* Task goal
Go through the records and copy each line where the word "Orchard" occurs.

* Records to process
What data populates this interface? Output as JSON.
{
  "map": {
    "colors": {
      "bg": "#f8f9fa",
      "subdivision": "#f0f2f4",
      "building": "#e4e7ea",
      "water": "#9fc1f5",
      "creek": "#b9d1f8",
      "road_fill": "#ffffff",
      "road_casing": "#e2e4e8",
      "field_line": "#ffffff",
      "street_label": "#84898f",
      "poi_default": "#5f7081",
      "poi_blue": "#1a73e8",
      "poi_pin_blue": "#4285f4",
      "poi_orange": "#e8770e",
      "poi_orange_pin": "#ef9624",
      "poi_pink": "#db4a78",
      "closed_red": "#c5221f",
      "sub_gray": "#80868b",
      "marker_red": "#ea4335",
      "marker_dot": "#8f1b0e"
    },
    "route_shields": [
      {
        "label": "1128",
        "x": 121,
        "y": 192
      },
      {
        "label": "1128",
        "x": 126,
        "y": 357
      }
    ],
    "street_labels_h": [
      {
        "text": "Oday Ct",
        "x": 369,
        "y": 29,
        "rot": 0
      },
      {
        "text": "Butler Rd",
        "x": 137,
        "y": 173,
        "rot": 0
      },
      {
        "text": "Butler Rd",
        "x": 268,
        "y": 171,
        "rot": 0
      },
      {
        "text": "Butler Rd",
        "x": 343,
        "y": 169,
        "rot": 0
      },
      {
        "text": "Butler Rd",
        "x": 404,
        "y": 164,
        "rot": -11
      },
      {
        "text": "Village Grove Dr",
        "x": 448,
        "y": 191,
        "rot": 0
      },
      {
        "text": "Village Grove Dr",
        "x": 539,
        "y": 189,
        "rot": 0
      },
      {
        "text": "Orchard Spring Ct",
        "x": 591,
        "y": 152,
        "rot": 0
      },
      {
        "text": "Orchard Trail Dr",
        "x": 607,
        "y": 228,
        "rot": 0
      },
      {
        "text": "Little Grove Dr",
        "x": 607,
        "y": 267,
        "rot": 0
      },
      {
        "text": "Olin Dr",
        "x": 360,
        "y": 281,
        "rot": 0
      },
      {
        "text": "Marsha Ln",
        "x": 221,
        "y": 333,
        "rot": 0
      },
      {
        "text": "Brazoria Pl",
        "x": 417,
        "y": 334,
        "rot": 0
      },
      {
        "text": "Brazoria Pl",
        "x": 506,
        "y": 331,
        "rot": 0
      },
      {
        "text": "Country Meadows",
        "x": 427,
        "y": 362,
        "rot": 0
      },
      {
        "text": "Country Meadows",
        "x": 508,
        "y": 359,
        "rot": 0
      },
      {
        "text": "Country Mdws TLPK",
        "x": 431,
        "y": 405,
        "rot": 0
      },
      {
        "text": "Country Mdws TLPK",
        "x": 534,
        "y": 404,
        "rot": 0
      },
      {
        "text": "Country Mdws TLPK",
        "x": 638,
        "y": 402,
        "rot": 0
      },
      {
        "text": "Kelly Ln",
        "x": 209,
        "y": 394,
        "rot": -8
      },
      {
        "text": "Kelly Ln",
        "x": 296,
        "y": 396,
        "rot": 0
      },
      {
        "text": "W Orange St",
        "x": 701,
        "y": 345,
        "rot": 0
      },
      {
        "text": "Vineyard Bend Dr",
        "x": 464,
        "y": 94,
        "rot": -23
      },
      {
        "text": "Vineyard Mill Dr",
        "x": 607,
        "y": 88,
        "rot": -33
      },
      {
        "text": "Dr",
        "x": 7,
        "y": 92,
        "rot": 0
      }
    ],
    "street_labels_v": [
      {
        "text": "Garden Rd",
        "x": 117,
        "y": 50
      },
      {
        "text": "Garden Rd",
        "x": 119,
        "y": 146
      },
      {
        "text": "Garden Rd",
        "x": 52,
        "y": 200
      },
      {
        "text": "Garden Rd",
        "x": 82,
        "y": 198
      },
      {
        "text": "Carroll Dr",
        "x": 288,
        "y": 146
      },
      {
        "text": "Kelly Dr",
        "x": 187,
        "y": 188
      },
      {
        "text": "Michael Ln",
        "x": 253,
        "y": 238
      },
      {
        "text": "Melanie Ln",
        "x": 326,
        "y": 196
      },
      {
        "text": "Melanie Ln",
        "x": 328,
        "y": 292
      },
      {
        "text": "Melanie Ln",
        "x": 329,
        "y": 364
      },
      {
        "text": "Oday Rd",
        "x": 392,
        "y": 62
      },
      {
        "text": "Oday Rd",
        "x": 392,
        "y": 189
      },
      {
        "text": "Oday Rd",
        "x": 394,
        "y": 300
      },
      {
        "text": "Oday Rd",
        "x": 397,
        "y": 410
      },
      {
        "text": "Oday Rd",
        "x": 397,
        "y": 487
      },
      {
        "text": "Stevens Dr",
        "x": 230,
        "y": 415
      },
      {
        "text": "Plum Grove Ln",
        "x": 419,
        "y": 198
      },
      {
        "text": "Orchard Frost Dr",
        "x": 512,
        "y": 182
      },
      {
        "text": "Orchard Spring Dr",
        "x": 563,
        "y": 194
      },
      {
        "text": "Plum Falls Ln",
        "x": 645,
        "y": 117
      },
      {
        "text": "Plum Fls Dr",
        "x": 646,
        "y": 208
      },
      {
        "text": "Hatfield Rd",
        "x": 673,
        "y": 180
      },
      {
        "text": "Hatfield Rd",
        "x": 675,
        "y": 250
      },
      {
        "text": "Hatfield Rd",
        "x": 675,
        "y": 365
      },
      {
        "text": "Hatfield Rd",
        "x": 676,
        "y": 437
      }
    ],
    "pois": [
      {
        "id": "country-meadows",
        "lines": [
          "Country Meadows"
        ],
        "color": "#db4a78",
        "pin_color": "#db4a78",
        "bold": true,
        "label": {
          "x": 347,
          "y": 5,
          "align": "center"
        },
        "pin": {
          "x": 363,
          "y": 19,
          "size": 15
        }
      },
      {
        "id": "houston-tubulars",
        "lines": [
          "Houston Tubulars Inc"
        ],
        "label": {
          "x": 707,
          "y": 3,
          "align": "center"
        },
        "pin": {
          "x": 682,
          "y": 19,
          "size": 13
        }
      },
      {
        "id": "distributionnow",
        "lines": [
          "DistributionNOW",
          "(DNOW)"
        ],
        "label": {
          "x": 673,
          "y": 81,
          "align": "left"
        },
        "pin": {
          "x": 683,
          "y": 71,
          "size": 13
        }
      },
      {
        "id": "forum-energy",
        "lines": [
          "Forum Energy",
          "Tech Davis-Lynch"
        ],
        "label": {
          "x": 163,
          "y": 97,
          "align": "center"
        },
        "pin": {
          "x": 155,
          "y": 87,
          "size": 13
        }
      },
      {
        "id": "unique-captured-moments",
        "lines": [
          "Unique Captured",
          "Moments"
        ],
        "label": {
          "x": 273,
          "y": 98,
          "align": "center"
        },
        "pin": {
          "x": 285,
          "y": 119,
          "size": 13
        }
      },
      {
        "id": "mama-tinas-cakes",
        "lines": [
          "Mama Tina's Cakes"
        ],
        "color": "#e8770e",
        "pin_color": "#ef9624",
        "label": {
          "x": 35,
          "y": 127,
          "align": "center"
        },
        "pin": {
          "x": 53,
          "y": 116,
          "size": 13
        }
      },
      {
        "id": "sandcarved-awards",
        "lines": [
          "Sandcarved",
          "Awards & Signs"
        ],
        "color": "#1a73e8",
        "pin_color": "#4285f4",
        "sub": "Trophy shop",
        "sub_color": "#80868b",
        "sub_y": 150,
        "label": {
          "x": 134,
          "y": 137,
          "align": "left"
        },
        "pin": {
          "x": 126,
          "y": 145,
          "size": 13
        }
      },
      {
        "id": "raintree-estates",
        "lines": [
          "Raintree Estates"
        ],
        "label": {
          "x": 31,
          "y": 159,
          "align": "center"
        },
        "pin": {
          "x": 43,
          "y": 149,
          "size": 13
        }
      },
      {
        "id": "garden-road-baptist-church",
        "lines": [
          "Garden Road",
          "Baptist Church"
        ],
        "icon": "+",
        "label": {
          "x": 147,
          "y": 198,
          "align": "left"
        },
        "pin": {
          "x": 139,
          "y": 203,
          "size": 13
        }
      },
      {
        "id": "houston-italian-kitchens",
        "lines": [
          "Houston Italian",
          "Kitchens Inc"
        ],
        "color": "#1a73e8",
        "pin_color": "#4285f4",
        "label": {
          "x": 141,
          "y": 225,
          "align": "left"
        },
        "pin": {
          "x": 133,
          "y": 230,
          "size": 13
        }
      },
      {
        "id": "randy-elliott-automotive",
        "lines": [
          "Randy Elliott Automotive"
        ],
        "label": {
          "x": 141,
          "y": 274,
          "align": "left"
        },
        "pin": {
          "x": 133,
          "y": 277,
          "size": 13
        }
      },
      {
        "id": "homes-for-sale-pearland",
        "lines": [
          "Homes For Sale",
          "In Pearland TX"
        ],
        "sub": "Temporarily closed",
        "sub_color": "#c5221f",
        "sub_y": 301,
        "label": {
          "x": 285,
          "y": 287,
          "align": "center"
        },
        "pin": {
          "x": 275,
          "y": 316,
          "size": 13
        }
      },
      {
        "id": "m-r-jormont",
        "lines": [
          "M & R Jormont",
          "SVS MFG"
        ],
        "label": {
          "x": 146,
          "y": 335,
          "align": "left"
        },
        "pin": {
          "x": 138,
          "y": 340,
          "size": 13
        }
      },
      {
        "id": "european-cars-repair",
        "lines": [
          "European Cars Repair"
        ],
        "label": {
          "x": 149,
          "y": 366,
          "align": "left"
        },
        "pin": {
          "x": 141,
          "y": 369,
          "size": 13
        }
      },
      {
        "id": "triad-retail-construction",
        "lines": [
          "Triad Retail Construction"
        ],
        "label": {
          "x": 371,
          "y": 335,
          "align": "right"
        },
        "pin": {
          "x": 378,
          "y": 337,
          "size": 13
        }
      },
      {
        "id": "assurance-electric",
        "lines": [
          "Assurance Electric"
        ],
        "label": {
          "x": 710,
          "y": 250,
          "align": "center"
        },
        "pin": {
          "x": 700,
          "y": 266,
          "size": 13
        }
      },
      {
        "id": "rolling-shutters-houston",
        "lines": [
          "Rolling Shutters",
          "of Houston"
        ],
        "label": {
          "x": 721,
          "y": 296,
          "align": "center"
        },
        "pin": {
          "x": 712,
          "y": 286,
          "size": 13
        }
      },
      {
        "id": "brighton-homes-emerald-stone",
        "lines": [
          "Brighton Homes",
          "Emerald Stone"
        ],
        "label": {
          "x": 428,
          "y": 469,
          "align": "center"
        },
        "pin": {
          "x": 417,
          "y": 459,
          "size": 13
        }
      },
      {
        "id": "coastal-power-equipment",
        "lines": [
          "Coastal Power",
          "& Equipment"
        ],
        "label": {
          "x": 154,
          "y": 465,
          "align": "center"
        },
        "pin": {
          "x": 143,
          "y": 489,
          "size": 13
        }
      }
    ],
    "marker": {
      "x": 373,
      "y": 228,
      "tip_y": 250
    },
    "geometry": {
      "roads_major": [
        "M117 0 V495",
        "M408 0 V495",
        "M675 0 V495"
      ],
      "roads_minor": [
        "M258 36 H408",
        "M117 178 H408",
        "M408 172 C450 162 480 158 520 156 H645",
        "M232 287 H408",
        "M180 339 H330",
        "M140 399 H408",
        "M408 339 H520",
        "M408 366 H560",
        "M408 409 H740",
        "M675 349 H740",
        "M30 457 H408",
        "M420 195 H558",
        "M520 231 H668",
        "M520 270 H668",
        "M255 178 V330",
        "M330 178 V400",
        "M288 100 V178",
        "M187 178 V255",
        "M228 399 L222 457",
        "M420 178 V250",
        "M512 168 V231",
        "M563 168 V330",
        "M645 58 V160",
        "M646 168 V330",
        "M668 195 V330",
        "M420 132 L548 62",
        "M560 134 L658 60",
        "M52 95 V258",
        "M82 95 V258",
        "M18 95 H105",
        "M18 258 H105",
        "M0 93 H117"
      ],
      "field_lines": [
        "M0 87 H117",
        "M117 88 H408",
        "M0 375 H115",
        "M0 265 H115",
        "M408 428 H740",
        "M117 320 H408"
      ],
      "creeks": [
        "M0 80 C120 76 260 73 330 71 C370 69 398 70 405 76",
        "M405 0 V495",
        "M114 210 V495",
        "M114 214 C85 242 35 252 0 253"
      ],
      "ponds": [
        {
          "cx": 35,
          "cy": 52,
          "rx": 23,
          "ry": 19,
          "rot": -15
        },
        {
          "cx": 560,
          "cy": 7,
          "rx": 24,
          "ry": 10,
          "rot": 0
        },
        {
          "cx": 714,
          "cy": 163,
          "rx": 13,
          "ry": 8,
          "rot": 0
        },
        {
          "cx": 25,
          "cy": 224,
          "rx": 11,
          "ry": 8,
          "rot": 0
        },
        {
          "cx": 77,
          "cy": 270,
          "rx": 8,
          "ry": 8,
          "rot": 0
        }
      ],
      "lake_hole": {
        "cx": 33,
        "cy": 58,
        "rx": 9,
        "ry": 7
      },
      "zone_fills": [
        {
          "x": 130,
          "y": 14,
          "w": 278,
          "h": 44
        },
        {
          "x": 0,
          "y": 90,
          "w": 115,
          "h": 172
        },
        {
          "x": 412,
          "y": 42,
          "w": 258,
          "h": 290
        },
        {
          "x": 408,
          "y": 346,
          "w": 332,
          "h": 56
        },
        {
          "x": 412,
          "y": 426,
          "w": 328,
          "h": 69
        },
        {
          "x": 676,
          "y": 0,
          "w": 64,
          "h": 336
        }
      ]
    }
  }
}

* The completed task
        "text": "Orchard Spring Ct",
        "text": "Orchard Trail Dr",
        "text": "Orchard Frost Dr",
        "text": "Orchard Spring Dr",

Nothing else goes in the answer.